- [THE REQUEST]
Below are the entries; state how many of their lines contain the string "next", and nothing more.

- [WORKING DATA]
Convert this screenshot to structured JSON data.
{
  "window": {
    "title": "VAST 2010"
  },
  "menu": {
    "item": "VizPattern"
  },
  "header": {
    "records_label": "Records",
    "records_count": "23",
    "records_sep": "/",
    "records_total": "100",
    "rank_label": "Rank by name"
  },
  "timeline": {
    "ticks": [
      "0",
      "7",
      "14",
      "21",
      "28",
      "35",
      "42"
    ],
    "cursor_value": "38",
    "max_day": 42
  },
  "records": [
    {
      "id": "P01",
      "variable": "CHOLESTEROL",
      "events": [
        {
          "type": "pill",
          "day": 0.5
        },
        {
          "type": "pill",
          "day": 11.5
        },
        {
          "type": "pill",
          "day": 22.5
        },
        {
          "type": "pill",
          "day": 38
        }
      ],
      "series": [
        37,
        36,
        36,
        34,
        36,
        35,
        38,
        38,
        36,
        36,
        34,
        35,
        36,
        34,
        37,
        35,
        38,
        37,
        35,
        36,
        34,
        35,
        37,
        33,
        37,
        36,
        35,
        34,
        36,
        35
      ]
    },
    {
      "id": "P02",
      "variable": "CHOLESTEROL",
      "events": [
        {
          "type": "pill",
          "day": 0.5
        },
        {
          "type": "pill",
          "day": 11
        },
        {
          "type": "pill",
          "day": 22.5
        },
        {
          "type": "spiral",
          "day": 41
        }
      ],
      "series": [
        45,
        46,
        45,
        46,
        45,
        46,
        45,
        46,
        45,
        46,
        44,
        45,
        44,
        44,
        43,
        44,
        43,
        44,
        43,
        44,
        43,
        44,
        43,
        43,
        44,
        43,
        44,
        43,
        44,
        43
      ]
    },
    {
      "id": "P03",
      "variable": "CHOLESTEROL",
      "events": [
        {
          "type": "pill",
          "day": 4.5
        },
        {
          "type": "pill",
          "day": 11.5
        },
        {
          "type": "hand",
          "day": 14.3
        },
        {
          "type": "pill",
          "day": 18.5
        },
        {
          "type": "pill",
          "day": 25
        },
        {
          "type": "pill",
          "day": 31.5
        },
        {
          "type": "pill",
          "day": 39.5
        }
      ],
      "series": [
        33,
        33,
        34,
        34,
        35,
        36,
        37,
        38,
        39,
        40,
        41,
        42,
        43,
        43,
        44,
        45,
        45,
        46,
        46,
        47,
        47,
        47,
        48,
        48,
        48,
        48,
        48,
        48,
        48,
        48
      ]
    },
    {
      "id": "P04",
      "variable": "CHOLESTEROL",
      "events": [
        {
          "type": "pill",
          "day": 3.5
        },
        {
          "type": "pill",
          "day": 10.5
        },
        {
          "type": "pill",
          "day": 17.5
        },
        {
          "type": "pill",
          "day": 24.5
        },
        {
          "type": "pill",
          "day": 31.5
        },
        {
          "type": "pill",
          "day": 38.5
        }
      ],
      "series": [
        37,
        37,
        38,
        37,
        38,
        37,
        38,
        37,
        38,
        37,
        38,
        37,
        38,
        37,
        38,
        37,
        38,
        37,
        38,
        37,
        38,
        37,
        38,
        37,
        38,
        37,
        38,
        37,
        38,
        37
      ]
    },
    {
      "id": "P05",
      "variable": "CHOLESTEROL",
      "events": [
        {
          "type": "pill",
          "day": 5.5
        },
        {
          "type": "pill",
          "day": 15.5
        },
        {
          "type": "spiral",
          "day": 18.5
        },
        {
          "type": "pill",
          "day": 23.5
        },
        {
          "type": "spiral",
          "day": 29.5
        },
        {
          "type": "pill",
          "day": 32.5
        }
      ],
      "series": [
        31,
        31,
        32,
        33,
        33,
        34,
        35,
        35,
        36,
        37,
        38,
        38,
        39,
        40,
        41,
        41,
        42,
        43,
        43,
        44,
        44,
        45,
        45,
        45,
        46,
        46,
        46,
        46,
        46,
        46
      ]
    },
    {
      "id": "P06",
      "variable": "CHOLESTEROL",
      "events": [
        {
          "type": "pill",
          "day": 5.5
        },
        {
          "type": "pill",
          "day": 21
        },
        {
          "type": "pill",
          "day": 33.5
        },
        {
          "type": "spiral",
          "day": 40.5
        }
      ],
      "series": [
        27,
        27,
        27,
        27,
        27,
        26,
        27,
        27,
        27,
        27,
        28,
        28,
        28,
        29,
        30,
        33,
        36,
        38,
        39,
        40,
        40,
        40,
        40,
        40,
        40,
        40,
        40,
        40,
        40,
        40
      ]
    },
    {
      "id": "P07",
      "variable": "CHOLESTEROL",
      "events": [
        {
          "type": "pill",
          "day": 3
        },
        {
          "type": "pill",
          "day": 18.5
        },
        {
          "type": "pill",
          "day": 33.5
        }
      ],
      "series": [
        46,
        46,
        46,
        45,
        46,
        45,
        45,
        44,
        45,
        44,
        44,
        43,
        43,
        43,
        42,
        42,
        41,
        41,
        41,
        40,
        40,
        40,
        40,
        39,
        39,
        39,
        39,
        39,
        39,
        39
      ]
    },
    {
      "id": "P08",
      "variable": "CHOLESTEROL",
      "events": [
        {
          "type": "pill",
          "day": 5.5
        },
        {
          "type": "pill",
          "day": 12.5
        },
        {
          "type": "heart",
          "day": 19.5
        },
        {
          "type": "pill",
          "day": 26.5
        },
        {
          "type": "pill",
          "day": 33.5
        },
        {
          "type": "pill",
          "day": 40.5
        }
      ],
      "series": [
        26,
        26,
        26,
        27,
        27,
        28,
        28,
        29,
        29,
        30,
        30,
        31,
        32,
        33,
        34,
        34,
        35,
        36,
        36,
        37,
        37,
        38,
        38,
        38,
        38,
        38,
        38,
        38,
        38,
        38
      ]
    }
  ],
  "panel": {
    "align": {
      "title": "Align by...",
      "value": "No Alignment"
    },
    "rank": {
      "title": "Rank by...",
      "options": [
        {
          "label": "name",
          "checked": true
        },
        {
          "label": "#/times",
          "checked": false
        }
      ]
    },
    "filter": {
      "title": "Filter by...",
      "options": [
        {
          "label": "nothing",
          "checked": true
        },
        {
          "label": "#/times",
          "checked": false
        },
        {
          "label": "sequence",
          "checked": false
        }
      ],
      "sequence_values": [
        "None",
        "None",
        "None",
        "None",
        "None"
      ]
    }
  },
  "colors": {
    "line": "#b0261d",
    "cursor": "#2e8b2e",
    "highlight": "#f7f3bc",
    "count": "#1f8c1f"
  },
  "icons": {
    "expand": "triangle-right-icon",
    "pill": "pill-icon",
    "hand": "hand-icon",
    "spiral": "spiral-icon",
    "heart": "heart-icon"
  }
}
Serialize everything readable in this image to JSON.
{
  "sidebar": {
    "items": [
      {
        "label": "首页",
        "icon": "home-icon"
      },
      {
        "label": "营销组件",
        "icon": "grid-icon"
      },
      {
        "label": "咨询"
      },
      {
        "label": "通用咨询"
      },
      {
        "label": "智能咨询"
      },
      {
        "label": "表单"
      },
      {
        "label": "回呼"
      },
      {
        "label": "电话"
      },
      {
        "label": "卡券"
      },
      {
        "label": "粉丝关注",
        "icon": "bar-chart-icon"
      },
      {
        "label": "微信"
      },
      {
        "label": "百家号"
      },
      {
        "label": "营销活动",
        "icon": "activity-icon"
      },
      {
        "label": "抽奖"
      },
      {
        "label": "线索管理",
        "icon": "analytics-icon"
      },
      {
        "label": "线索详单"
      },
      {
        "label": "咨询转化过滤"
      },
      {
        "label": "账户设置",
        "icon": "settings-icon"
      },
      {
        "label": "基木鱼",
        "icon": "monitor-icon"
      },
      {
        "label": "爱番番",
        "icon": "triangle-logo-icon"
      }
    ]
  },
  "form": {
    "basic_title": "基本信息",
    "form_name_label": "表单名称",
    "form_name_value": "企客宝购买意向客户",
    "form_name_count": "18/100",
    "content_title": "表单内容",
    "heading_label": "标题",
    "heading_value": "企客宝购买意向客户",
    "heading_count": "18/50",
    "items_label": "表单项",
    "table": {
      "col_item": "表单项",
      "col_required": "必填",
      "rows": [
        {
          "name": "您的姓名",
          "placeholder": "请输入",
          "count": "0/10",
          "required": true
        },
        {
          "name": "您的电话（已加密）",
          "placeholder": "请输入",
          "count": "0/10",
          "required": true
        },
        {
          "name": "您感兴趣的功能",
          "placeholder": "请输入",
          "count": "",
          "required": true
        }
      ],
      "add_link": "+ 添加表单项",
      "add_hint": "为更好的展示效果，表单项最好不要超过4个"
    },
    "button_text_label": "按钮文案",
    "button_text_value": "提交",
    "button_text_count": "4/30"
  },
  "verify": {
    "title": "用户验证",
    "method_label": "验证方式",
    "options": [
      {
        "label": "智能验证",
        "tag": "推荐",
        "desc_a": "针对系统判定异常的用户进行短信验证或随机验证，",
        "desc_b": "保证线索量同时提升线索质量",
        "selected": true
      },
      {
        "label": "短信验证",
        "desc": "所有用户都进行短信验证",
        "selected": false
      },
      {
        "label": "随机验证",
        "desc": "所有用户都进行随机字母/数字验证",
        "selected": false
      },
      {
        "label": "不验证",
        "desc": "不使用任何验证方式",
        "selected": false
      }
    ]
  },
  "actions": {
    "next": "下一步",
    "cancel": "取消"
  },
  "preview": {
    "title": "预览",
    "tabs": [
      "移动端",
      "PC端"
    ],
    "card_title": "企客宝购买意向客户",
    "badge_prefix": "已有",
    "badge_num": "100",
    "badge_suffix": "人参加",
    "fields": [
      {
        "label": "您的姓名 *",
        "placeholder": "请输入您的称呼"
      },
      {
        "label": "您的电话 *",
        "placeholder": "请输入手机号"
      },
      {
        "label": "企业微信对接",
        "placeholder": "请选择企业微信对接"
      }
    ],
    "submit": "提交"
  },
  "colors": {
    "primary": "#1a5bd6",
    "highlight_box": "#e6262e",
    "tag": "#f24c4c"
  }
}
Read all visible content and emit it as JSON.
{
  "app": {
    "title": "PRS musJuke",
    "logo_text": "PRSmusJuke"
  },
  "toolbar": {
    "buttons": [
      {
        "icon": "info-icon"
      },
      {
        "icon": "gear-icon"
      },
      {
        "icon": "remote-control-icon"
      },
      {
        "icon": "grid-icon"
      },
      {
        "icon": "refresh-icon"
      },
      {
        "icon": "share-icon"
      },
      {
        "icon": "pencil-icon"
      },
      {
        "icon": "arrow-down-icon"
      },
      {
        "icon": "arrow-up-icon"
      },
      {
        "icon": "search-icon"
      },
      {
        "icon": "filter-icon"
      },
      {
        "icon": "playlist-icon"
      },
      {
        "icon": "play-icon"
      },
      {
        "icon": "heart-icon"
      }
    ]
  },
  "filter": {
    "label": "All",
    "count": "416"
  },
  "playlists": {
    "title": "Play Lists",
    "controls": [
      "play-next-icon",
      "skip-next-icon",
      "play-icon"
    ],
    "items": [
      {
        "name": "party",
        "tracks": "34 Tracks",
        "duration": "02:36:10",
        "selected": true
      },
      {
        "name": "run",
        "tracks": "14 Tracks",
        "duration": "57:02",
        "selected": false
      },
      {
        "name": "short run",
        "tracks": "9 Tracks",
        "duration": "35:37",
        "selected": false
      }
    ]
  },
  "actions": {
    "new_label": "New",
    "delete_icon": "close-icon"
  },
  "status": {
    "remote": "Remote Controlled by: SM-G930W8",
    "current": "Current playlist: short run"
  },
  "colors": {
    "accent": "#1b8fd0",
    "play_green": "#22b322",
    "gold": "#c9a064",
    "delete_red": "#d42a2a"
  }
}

- [RESPONSE]
3